• Work instructions: Reproduce the listing below verbatim.
◆ ◆ ◆
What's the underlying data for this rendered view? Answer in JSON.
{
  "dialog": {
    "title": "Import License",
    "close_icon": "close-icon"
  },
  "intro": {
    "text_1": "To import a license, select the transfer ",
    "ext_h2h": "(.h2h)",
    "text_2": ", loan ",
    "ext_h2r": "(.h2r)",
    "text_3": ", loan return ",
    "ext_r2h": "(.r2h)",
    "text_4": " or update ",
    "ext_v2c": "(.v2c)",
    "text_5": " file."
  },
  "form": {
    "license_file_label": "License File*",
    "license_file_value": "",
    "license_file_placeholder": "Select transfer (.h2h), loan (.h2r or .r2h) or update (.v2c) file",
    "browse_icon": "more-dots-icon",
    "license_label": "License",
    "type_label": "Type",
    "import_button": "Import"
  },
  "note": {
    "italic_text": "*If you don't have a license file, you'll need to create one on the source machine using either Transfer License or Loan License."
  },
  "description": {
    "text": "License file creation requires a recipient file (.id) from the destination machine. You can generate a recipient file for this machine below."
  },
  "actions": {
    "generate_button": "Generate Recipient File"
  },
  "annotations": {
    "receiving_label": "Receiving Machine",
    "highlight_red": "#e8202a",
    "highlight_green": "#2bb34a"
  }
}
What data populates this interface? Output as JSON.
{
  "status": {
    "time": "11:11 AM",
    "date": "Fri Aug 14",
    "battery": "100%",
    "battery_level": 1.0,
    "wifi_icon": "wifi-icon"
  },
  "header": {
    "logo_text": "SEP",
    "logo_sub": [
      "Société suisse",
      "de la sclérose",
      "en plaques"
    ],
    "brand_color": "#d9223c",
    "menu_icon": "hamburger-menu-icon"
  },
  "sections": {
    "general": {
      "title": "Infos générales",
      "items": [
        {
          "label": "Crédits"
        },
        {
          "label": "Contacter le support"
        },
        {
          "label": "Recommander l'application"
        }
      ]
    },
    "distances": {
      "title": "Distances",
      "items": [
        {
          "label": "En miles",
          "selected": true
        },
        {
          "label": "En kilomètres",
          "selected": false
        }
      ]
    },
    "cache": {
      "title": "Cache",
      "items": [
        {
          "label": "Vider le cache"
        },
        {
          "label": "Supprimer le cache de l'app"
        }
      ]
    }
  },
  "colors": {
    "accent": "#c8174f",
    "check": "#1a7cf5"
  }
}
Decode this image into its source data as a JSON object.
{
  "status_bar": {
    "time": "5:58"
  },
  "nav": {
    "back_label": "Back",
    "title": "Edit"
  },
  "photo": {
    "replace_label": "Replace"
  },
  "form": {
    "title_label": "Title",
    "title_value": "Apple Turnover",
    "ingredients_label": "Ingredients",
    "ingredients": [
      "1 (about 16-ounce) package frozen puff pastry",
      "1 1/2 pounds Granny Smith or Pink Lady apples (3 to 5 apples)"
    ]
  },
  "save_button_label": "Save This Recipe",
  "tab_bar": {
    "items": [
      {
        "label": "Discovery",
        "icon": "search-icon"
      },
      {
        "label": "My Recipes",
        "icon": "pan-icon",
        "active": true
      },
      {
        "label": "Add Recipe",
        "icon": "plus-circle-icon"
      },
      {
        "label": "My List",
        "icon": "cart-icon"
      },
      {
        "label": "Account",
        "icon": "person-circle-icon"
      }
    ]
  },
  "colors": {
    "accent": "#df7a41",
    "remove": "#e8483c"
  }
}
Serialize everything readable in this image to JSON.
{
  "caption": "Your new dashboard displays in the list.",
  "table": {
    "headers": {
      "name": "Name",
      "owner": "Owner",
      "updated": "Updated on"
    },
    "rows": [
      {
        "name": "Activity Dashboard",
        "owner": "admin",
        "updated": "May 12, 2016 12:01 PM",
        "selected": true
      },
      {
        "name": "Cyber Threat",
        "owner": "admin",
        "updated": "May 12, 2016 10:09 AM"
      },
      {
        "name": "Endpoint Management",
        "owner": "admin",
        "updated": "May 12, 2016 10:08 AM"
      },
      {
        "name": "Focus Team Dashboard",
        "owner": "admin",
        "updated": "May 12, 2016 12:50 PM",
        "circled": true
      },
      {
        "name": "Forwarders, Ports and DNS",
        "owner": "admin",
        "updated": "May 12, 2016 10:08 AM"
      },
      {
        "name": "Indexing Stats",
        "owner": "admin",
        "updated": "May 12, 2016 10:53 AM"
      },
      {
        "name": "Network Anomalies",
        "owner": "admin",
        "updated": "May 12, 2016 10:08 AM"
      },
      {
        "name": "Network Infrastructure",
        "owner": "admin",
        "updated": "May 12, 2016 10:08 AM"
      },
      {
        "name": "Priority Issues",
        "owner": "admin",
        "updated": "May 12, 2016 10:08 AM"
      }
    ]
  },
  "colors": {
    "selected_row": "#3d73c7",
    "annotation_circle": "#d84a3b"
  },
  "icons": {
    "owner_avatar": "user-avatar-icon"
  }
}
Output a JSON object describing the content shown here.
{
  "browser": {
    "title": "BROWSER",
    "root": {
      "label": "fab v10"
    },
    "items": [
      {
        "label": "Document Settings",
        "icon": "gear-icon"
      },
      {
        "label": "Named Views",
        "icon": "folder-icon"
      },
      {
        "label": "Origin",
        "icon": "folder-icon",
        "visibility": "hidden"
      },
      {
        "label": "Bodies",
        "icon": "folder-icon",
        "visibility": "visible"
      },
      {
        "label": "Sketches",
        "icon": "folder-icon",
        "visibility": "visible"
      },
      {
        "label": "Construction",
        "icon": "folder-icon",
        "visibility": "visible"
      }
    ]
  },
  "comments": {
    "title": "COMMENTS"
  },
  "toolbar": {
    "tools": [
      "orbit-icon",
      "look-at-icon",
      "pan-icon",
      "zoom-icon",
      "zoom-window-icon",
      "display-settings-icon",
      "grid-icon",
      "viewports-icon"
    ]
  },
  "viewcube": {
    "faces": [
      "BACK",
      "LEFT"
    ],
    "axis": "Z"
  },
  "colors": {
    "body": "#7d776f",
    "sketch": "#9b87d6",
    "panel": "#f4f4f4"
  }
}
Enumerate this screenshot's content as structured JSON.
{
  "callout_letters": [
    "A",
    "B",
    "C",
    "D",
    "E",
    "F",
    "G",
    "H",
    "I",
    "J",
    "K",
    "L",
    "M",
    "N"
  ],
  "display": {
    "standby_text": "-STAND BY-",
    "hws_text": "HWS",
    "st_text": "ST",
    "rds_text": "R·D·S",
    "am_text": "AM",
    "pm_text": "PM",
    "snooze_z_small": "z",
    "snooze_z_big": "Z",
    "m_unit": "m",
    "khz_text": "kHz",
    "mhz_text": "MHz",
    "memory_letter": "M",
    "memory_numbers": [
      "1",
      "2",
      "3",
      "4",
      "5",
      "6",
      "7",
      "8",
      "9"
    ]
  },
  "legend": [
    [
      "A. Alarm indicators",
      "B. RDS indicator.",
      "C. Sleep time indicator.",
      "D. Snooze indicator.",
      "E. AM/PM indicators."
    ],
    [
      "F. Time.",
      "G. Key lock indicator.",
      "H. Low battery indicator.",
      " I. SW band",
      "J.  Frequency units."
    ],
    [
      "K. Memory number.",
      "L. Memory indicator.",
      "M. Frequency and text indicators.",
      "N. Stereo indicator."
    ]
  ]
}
◆ ◆ ◆
• Answer below:
What's the underlying data for this rendered view? Answer in JSON.
{
  "dialog": {
    "title": "Import License",
    "close_icon": "close-icon"
  },
  "intro": {
    "text_1": "To import a license, select the transfer ",
    "ext_h2h": "(.h2h)",
    "text_2": ", loan ",
    "ext_h2r": "(.h2r)",
    "text_3": ", loan return ",
    "ext_r2h": "(.r2h)",
    "text_4": " or update ",
    "ext_v2c": "(.v2c)",
    "text_5": " file."
  },
  "form": {
    "license_file_label": "License File*",
    "license_file_value": "",
    "license_file_placeholder": "Select transfer (.h2h), loan (.h2r or .r2h) or update (.v2c) file",
    "browse_icon": "more-dots-icon",
    "license_label": "License",
    "type_label": "Type",
    "import_button": "Import"
  },
  "note": {
    "italic_text": "*If you don't have a license file, you'll need to create one on the source machine using either Transfer License or Loan License."
  },
  "description": {
    "text": "License file creation requires a recipient file (.id) from the destination machine. You can generate a recipient file for this machine below."
  },
  "actions": {
    "generate_button": "Generate Recipient File"
  },
  "annotations": {
    "receiving_label": "Receiving Machine",
    "highlight_red": "#e8202a",
    "highlight_green": "#2bb34a"
  }
}
What data populates this interface? Output as JSON.
{
  "status": {
    "time": "11:11 AM",
    "date": "Fri Aug 14",
    "battery": "100%",
    "battery_level": 1.0,
    "wifi_icon": "wifi-icon"
  },
  "header": {
    "logo_text": "SEP",
    "logo_sub": [
      "Société suisse",
      "de la sclérose",
      "en plaques"
    ],
    "brand_color": "#d9223c",
    "menu_icon": "hamburger-menu-icon"
  },
  "sections": {
    "general": {
      "title": "Infos générales",
      "items": [
        {
          "label": "Crédits"
        },
        {
          "label": "Contacter le support"
        },
        {
          "label": "Recommander l'application"
        }
      ]
    },
    "distances": {
      "title": "Distances",
      "items": [
        {
          "label": "En miles",
          "selected": true
        },
        {
          "label": "En kilomètres",
          "selected": false
        }
      ]
    },
    "cache": {
      "title": "Cache",
      "items": [
        {
          "label": "Vider le cache"
        },
        {
          "label": "Supprimer le cache de l'app"
        }
      ]
    }
  },
  "colors": {
    "accent": "#c8174f",
    "check": "#1a7cf5"
  }
}
Decode this image into its source data as a JSON object.
{
  "status_bar": {
    "time": "5:58"
  },
  "nav": {
    "back_label": "Back",
    "title": "Edit"
  },
  "photo": {
    "replace_label": "Replace"
  },
  "form": {
    "title_label": "Title",
    "title_value": "Apple Turnover",
    "ingredients_label": "Ingredients",
    "ingredients": [
      "1 (about 16-ounce) package frozen puff pastry",
      "1 1/2 pounds Granny Smith or Pink Lady apples (3 to 5 apples)"
    ]
  },
  "save_button_label": "Save This Recipe",
  "tab_bar": {
    "items": [
      {
        "label": "Discovery",
        "icon": "search-icon"
      },
      {
        "label": "My Recipes",
        "icon": "pan-icon",
        "active": true
      },
      {
        "label": "Add Recipe",
        "icon": "plus-circle-icon"
      },
      {
        "label": "My List",
        "icon": "cart-icon"
      },
      {
        "label": "Account",
        "icon": "person-circle-icon"
      }
    ]
  },
  "colors": {
    "accent": "#df7a41",
    "remove": "#e8483c"
  }
}
Serialize everything readable in this image to JSON.
{
  "caption": "Your new dashboard displays in the list.",
  "table": {
    "headers": {
      "name": "Name",
      "owner": "Owner",
      "updated": "Updated on"
    },
    "rows": [
      {
        "name": "Activity Dashboard",
        "owner": "admin",
        "updated": "May 12, 2016 12:01 PM",
        "selected": true
      },
      {
        "name": "Cyber Threat",
        "owner": "admin",
        "updated": "May 12, 2016 10:09 AM"
      },
      {
        "name": "Endpoint Management",
        "owner": "admin",
        "updated": "May 12, 2016 10:08 AM"
      },
      {
        "name": "Focus Team Dashboard",
        "owner": "admin",
        "updated": "May 12, 2016 12:50 PM",
        "circled": true
      },
      {
        "name": "Forwarders, Ports and DNS",
        "owner": "admin",
        "updated": "May 12, 2016 10:08 AM"
      },
      {
        "name": "Indexing Stats",
        "owner": "admin",
        "updated": "May 12, 2016 10:53 AM"
      },
      {
        "name": "Network Anomalies",
        "owner": "admin",
        "updated": "May 12, 2016 10:08 AM"
      },
      {
        "name": "Network Infrastructure",
        "owner": "admin",
        "updated": "May 12, 2016 10:08 AM"
      },
      {
        "name": "Priority Issues",
        "owner": "admin",
        "updated": "May 12, 2016 10:08 AM"
      }
    ]
  },
  "colors": {
    "selected_row": "#3d73c7",
    "annotation_circle": "#d84a3b"
  },
  "icons": {
    "owner_avatar": "user-avatar-icon"
  }
}
Output a JSON object describing the content shown here.
{
  "browser": {
    "title": "BROWSER",
    "root": {
      "label": "fab v10"
    },
    "items": [
      {
        "label": "Document Settings",
        "icon": "gear-icon"
      },
      {
        "label": "Named Views",
        "icon": "folder-icon"
      },
      {
        "label": "Origin",
        "icon": "folder-icon",
        "visibility": "hidden"
      },
      {
        "label": "Bodies",
        "icon": "folder-icon",
        "visibility": "visible"
      },
      {
        "label": "Sketches",
        "icon": "folder-icon",
        "visibility": "visible"
      },
      {
        "label": "Construction",
        "icon": "folder-icon",
        "visibility": "visible"
      }
    ]
  },
  "comments": {
    "title": "COMMENTS"
  },
  "toolbar": {
    "tools": [
      "orbit-icon",
      "look-at-icon",
      "pan-icon",
      "zoom-icon",
      "zoom-window-icon",
      "display-settings-icon",
      "grid-icon",
      "viewports-icon"
    ]
  },
  "viewcube": {
    "faces": [
      "BACK",
      "LEFT"
    ],
    "axis": "Z"
  },
  "colors": {
    "body": "#7d776f",
    "sketch": "#9b87d6",
    "panel": "#f4f4f4"
  }
}
Enumerate this screenshot's content as structured JSON.
{
  "callout_letters": [
    "A",
    "B",
    "C",
    "D",
    "E",
    "F",
    "G",
    "H",
    "I",
    "J",
    "K",
    "L",
    "M",
    "N"
  ],
  "display": {
    "standby_text": "-STAND BY-",
    "hws_text": "HWS",
    "st_text": "ST",
    "rds_text": "R·D·S",
    "am_text": "AM",
    "pm_text": "PM",
    "snooze_z_small": "z",
    "snooze_z_big": "Z",
    "m_unit": "m",
    "khz_text": "kHz",
    "mhz_text": "MHz",
    "memory_letter": "M",
    "memory_numbers": [
      "1",
      "2",
      "3",
      "4",
      "5",
      "6",
      "7",
      "8",
      "9"
    ]
  },
  "legend": [
    [
      "A. Alarm indicators",
      "B. RDS indicator.",
      "C. Sleep time indicator.",
      "D. Snooze indicator.",
      "E. AM/PM indicators."
    ],
    [
      "F. Time.",
      "G. Key lock indicator.",
      "H. Low battery indicator.",
      " I. SW band",
      "J.  Frequency units."
    ],
    [
      "K. Memory number.",
      "L. Memory indicator.",
      "M. Frequency and text indicators.",
      "N. Stereo indicator."
    ]
  ]
}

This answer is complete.